# [PROBLEM TO SOLVE]
Scan the data below. Pull out each line where "Глава" occurs.

** begin **

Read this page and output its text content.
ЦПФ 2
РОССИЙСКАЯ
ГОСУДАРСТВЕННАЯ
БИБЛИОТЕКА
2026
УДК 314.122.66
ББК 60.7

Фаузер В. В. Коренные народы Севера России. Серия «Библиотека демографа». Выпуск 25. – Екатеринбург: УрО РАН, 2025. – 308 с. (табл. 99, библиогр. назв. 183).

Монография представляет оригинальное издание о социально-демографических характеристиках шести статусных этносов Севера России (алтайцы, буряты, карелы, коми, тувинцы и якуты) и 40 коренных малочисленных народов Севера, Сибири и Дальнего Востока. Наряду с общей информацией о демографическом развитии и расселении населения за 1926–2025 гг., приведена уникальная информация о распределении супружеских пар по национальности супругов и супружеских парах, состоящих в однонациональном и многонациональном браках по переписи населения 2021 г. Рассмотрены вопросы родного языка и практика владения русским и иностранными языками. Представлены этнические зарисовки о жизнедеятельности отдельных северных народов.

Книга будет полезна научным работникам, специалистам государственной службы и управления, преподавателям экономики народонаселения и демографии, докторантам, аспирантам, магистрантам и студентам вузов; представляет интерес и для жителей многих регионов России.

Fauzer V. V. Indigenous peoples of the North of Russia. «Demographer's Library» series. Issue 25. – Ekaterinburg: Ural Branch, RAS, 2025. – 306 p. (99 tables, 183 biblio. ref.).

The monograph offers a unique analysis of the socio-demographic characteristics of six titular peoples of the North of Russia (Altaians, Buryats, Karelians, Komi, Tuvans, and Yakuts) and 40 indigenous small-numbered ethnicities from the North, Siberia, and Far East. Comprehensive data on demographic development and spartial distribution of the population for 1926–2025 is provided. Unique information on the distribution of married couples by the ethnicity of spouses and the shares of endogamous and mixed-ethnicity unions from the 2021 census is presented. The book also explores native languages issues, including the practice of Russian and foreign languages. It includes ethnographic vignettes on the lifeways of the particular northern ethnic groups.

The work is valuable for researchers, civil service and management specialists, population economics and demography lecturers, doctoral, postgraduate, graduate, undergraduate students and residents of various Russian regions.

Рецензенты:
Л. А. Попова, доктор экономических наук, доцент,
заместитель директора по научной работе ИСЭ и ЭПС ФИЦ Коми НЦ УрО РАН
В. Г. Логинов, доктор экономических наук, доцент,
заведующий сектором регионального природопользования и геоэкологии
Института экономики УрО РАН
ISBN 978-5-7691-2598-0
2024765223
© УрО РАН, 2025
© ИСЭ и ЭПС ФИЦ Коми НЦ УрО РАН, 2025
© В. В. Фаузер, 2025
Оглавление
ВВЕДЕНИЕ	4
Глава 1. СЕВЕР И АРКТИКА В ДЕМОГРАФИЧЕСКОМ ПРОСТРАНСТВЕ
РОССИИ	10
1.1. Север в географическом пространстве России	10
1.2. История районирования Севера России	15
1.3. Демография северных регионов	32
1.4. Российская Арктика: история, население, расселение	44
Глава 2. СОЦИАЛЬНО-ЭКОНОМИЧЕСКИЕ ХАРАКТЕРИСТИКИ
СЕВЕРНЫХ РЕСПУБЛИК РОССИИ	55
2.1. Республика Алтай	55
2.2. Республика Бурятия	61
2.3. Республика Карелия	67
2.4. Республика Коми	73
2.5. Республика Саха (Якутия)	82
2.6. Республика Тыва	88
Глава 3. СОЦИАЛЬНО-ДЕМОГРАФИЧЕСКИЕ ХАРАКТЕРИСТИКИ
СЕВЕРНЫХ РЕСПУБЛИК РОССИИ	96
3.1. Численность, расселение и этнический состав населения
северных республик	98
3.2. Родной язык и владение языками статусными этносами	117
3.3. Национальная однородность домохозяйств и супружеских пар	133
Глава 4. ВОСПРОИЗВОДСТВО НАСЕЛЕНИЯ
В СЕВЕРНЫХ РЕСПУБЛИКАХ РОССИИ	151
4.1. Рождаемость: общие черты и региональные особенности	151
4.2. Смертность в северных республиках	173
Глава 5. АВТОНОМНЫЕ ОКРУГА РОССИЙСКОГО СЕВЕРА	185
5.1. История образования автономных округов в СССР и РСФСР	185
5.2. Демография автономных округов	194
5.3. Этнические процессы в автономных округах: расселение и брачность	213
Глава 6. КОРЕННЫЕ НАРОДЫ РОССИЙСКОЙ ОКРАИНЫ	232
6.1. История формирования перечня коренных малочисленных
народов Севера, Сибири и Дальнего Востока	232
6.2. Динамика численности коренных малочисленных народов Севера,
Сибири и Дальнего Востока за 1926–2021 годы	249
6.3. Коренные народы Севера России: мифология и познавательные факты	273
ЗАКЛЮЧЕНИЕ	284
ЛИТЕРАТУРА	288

** end **

# [COMPLETE ANSWER]
Глава 1. СЕВЕР И АРКТИКА В ДЕМОГРАФИЧЕСКОМ ПРОСТРАНСТВЕ
Глава 2. СОЦИАЛЬНО-ЭКОНОМИЧЕСКИЕ ХАРАКТЕРИСТИКИ
Глава 3. СОЦИАЛЬНО-ДЕМОГРАФИЧЕСКИЕ ХАРАКТЕРИСТИКИ
Глава 4. ВОСПРОИЗВОДСТВО НАСЕЛЕНИЯ
Глава 5. АВТОНОМНЫЕ ОКРУГА РОССИЙСКОГО СЕВЕРА	185
Глава 6. КОРЕННЫЕ НАРОДЫ РОССИЙСКОЙ ОКРАИНЫ	232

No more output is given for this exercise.